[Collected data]
-- begin --

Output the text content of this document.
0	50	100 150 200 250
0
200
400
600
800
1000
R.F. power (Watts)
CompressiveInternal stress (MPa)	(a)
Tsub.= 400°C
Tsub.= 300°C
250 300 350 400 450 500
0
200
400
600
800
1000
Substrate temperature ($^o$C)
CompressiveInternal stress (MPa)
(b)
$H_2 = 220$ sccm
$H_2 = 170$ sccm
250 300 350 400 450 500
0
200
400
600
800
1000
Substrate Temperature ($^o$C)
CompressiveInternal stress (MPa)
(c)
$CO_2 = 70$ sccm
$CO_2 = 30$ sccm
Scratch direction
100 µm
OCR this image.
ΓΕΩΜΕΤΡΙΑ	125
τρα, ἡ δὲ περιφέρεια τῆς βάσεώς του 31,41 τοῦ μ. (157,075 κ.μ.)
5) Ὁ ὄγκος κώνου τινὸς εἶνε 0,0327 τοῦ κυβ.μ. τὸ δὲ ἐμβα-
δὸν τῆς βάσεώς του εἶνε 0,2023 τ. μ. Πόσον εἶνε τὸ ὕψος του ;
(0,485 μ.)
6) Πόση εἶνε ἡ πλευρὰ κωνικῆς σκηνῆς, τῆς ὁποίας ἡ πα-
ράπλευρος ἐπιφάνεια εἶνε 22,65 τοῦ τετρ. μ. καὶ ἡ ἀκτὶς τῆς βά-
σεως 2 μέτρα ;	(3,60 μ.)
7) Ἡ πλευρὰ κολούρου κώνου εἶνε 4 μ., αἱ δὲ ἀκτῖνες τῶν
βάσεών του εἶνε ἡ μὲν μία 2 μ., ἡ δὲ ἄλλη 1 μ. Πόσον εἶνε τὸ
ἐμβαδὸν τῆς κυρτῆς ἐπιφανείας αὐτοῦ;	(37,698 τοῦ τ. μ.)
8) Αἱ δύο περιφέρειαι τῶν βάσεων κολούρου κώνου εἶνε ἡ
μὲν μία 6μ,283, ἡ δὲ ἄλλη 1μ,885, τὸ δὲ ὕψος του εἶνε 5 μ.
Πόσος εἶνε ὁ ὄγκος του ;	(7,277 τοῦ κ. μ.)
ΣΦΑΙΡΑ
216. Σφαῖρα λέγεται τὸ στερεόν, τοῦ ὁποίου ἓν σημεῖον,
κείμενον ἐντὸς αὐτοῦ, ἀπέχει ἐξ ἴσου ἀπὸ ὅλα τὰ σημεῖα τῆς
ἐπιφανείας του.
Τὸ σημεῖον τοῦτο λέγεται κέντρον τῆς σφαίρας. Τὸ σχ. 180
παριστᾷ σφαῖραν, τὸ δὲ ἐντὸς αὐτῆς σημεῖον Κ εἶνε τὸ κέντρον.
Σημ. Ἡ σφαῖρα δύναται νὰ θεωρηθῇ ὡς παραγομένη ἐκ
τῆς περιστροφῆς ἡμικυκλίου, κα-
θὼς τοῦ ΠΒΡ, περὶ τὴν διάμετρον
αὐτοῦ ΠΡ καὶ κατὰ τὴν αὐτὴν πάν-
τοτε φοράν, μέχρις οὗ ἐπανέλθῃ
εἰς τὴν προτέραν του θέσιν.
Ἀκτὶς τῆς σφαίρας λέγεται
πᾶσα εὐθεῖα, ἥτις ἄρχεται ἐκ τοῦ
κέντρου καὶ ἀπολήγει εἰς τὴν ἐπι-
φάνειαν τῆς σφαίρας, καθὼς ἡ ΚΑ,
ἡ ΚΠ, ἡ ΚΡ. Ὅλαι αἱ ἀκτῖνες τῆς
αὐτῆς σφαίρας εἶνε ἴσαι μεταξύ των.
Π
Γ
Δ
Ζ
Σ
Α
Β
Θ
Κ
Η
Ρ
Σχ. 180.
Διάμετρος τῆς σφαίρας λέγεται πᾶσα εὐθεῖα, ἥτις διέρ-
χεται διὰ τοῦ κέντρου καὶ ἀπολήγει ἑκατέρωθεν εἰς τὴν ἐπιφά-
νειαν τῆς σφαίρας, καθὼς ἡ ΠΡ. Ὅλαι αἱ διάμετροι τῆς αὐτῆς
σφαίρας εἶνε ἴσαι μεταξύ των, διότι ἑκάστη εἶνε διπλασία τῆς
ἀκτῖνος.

-- end --

TASK REQUIREMENTS: Exactly reproduce all of the entries above.

THE OUTPUT:
Output the text content of this document.
0	50	100 150 200 250
0
200
400
600
800
1000
R.F. power (Watts)
CompressiveInternal stress (MPa)	(a)
Tsub.= 400°C
Tsub.= 300°C
250 300 350 400 450 500
0
200
400
600
800
1000
Substrate temperature ($^o$C)
CompressiveInternal stress (MPa)
(b)
$H_2 = 220$ sccm
$H_2 = 170$ sccm
250 300 350 400 450 500
0
200
400
600
800
1000
Substrate Temperature ($^o$C)
CompressiveInternal stress (MPa)
(c)
$CO_2 = 70$ sccm
$CO_2 = 30$ sccm
Scratch direction
100 µm
OCR this image.
ΓΕΩΜΕΤΡΙΑ	125
τρα, ἡ δὲ περιφέρεια τῆς βάσεώς του 31,41 τοῦ μ. (157,075 κ.μ.)
5) Ὁ ὄγκος κώνου τινὸς εἶνε 0,0327 τοῦ κυβ.μ. τὸ δὲ ἐμβα-
δὸν τῆς βάσεώς του εἶνε 0,2023 τ. μ. Πόσον εἶνε τὸ ὕψος του ;
(0,485 μ.)
6) Πόση εἶνε ἡ πλευρὰ κωνικῆς σκηνῆς, τῆς ὁποίας ἡ πα-
ράπλευρος ἐπιφάνεια εἶνε 22,65 τοῦ τετρ. μ. καὶ ἡ ἀκτὶς τῆς βά-
σεως 2 μέτρα ;	(3,60 μ.)
7) Ἡ πλευρὰ κολούρου κώνου εἶνε 4 μ., αἱ δὲ ἀκτῖνες τῶν
βάσεών του εἶνε ἡ μὲν μία 2 μ., ἡ δὲ ἄλλη 1 μ. Πόσον εἶνε τὸ
ἐμβαδὸν τῆς κυρτῆς ἐπιφανείας αὐτοῦ;	(37,698 τοῦ τ. μ.)
8) Αἱ δύο περιφέρειαι τῶν βάσεων κολούρου κώνου εἶνε ἡ
μὲν μία 6μ,283, ἡ δὲ ἄλλη 1μ,885, τὸ δὲ ὕψος του εἶνε 5 μ.
Πόσος εἶνε ὁ ὄγκος του ;	(7,277 τοῦ κ. μ.)
ΣΦΑΙΡΑ
216. Σφαῖρα λέγεται τὸ στερεόν, τοῦ ὁποίου ἓν σημεῖον,
κείμενον ἐντὸς αὐτοῦ, ἀπέχει ἐξ ἴσου ἀπὸ ὅλα τὰ σημεῖα τῆς
ἐπιφανείας του.
Τὸ σημεῖον τοῦτο λέγεται κέντρον τῆς σφαίρας. Τὸ σχ. 180
παριστᾷ σφαῖραν, τὸ δὲ ἐντὸς αὐτῆς σημεῖον Κ εἶνε τὸ κέντρον.
Σημ. Ἡ σφαῖρα δύναται νὰ θεωρηθῇ ὡς παραγομένη ἐκ
τῆς περιστροφῆς ἡμικυκλίου, κα-
θὼς τοῦ ΠΒΡ, περὶ τὴν διάμετρον
αὐτοῦ ΠΡ καὶ κατὰ τὴν αὐτὴν πάν-
τοτε φοράν, μέχρις οὗ ἐπανέλθῃ
εἰς τὴν προτέραν του θέσιν.
Ἀκτὶς τῆς σφαίρας λέγεται
πᾶσα εὐθεῖα, ἥτις ἄρχεται ἐκ τοῦ
κέντρου καὶ ἀπολήγει εἰς τὴν ἐπι-
φάνειαν τῆς σφαίρας, καθὼς ἡ ΚΑ,
ἡ ΚΠ, ἡ ΚΡ. Ὅλαι αἱ ἀκτῖνες τῆς
αὐτῆς σφαίρας εἶνε ἴσαι μεταξύ των.
Π
Γ
Δ
Ζ
Σ
Α
Β
Θ
Κ
Η
Ρ
Σχ. 180.
Διάμετρος τῆς σφαίρας λέγεται πᾶσα εὐθεῖα, ἥτις διέρ-
χεται διὰ τοῦ κέντρου καὶ ἀπολήγει ἑκατέρωθεν εἰς τὴν ἐπιφά-
νειαν τῆς σφαίρας, καθὼς ἡ ΠΡ. Ὅλαι αἱ διάμετροι τῆς αὐτῆς
σφαίρας εἶνε ἴσαι μεταξύ των, διότι ἑκάστη εἶνε διπλασία τῆς
ἀκτῖνος.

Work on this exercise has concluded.